* [Task brief] Print the entries from the line containing "button[interactable]: More colours" through the line containing "button[interactable]: Wallpaper option xyxy=(348,113,374,157)", both of those lines included, and nothing else.

* [Supplied information]

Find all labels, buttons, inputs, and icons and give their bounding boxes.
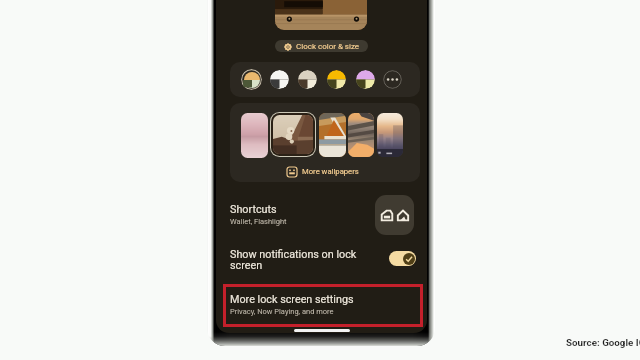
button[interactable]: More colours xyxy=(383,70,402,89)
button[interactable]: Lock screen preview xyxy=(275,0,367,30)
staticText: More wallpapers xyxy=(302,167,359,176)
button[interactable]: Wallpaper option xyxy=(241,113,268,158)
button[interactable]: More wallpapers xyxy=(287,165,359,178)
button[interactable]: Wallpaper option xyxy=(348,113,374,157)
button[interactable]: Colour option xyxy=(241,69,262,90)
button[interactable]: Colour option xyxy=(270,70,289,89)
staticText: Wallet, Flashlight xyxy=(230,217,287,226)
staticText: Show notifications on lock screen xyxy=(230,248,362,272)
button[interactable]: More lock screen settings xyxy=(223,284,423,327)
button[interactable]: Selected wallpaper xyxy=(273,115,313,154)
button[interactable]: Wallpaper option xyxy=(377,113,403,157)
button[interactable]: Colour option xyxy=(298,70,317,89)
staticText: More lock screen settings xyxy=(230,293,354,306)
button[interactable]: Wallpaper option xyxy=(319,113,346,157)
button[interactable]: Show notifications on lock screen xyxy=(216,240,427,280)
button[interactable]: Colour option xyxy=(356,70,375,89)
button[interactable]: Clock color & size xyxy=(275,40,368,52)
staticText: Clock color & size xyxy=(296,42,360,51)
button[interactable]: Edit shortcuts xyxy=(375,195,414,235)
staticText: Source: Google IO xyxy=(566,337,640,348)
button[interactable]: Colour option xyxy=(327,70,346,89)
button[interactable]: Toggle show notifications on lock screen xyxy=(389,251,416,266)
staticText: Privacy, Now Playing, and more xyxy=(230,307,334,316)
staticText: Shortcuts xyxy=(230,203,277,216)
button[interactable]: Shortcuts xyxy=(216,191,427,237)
...
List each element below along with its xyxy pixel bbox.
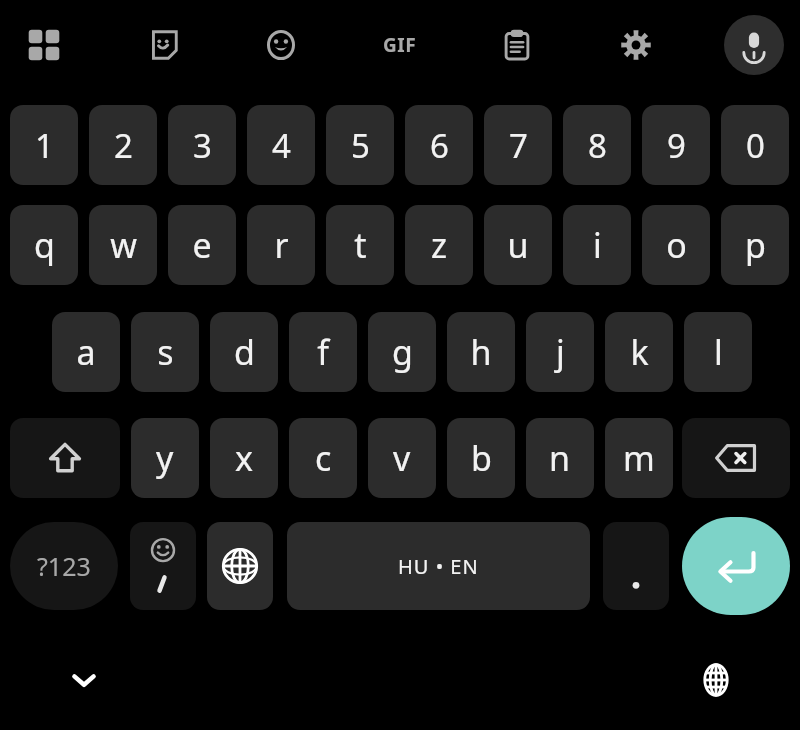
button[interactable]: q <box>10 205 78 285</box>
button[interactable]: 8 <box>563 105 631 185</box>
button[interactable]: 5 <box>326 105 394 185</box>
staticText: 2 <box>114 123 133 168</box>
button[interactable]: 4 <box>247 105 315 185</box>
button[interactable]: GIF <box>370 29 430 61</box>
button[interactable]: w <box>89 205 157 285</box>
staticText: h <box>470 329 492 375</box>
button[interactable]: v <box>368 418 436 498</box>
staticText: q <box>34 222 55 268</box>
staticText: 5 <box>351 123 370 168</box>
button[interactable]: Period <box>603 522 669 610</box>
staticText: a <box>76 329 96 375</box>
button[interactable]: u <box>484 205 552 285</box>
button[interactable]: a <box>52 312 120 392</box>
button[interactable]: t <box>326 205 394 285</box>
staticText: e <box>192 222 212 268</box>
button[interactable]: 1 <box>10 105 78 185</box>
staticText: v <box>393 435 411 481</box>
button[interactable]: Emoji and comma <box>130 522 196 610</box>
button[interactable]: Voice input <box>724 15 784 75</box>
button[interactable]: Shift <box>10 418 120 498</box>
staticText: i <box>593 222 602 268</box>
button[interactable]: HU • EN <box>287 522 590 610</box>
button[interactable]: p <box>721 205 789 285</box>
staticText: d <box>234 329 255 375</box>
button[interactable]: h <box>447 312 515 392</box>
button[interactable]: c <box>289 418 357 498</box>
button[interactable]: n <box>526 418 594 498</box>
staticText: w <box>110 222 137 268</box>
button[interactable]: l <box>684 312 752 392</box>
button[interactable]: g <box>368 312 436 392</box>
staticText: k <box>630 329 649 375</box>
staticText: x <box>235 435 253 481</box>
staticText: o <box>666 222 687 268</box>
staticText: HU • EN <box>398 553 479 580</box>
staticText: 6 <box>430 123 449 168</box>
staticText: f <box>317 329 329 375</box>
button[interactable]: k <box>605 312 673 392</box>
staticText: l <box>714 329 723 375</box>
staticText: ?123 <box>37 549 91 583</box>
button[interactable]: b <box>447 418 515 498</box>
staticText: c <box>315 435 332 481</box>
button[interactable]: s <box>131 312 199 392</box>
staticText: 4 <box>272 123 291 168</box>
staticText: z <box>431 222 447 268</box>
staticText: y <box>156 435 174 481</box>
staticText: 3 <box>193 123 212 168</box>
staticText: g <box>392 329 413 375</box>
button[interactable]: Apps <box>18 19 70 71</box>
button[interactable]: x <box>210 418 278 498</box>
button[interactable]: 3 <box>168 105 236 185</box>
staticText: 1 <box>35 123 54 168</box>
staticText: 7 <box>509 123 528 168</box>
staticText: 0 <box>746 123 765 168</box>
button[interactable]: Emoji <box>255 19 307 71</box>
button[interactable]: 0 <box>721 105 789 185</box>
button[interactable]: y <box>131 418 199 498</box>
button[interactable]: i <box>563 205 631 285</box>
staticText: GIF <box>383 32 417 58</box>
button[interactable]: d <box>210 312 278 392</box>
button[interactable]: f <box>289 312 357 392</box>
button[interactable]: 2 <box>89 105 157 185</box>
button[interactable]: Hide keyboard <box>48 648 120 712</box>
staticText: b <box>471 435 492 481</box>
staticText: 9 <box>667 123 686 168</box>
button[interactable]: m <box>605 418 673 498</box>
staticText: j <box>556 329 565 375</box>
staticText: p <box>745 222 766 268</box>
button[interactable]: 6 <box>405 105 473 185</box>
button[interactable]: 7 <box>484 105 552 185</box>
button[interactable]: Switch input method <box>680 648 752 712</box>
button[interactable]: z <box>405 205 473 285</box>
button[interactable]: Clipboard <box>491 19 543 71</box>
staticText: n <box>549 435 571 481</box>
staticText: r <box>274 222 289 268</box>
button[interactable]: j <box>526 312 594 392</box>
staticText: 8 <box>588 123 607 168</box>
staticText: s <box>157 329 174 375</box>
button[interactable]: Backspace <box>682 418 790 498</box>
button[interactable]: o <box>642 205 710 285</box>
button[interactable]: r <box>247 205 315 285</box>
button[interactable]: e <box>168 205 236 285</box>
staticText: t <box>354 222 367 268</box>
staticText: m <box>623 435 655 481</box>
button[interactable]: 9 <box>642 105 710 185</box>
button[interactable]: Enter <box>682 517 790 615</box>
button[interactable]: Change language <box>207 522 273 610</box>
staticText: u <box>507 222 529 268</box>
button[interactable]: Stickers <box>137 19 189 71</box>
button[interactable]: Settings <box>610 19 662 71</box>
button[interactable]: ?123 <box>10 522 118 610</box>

* [The completed task]
button[interactable]: More colours xyxy=(383,70,402,89)
button[interactable]: Lock screen preview xyxy=(275,0,367,30)
staticText: More wallpapers xyxy=(302,167,359,176)
button[interactable]: Wallpaper option xyxy=(241,113,268,158)
button[interactable]: More wallpapers xyxy=(287,165,359,178)
button[interactable]: Wallpaper option xyxy=(348,113,374,157)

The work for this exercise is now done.